*Available records*
** START **

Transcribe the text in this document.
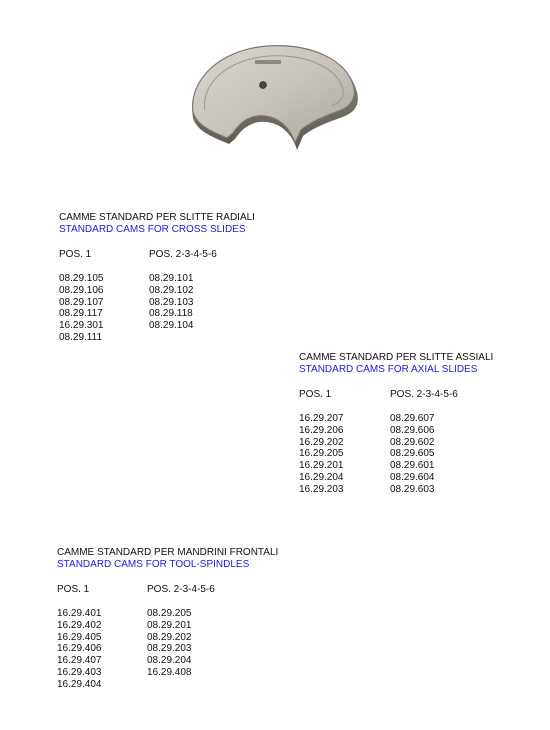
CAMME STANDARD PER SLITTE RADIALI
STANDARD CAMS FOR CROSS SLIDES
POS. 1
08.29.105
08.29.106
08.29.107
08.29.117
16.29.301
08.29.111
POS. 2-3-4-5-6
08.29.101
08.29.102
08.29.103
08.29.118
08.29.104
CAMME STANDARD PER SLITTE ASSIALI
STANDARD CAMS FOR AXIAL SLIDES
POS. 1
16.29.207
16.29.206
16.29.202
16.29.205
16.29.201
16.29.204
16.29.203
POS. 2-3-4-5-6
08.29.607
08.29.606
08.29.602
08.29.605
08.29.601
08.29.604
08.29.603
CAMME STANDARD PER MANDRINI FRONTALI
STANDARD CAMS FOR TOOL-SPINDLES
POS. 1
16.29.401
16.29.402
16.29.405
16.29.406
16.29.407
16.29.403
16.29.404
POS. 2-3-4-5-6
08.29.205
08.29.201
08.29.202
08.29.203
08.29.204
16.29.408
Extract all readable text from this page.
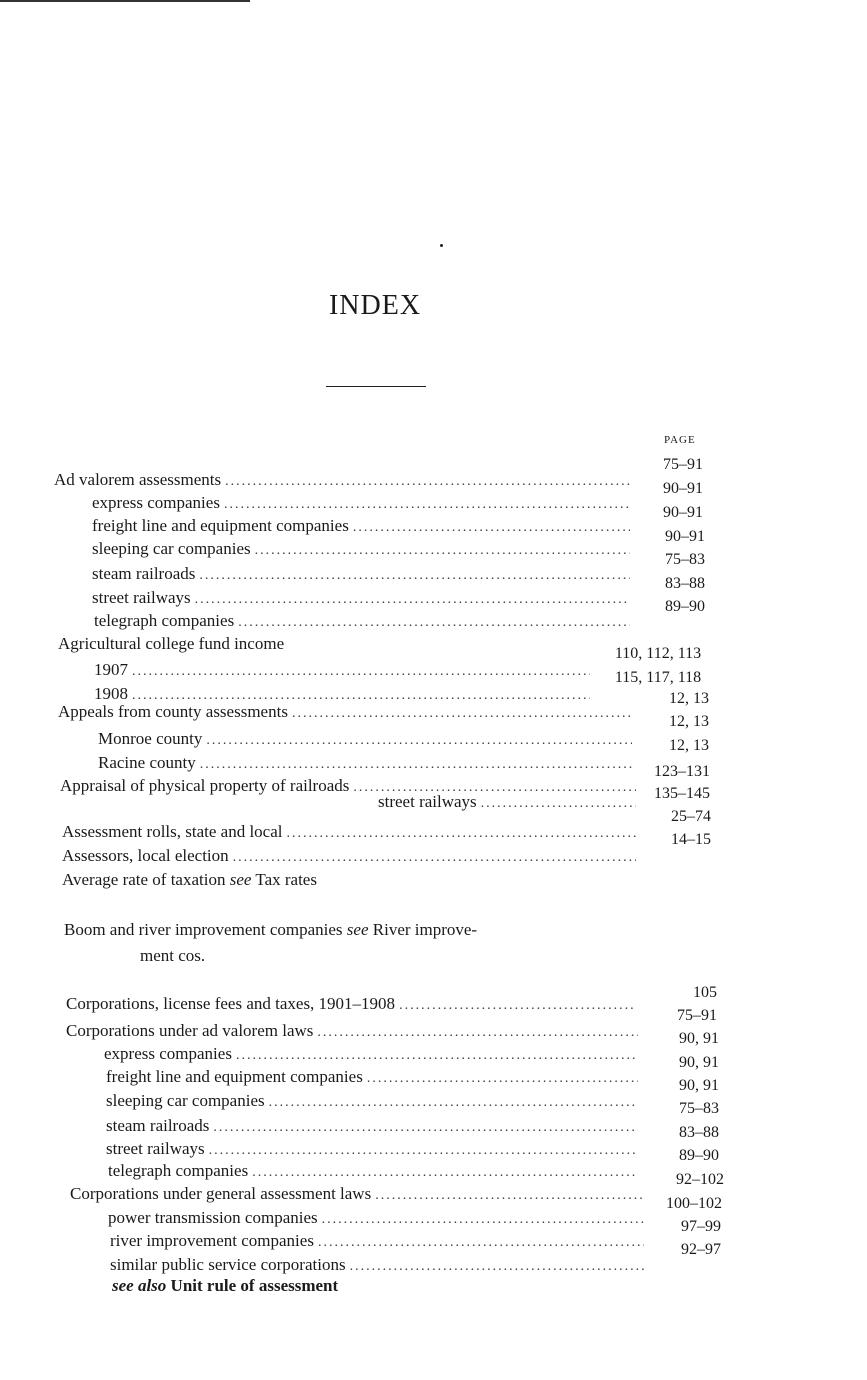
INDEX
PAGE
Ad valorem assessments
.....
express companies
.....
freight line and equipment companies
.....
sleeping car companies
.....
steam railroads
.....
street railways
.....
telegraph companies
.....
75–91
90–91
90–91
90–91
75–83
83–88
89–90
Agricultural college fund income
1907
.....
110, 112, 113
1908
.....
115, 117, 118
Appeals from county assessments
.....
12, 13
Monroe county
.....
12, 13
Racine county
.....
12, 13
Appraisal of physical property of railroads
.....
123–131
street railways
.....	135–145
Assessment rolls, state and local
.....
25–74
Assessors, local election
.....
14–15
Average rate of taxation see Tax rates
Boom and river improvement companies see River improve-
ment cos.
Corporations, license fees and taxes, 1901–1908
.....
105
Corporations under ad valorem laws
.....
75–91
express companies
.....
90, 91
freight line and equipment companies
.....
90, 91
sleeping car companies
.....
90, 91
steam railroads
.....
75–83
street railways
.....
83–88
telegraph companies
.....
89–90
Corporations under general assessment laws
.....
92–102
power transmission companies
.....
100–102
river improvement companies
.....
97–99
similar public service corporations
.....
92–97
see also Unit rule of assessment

** END **

Where a line of the data holds "assessments", show that line.

*Solution for this exercise*
Ad valorem assessments
Appeals from county assessments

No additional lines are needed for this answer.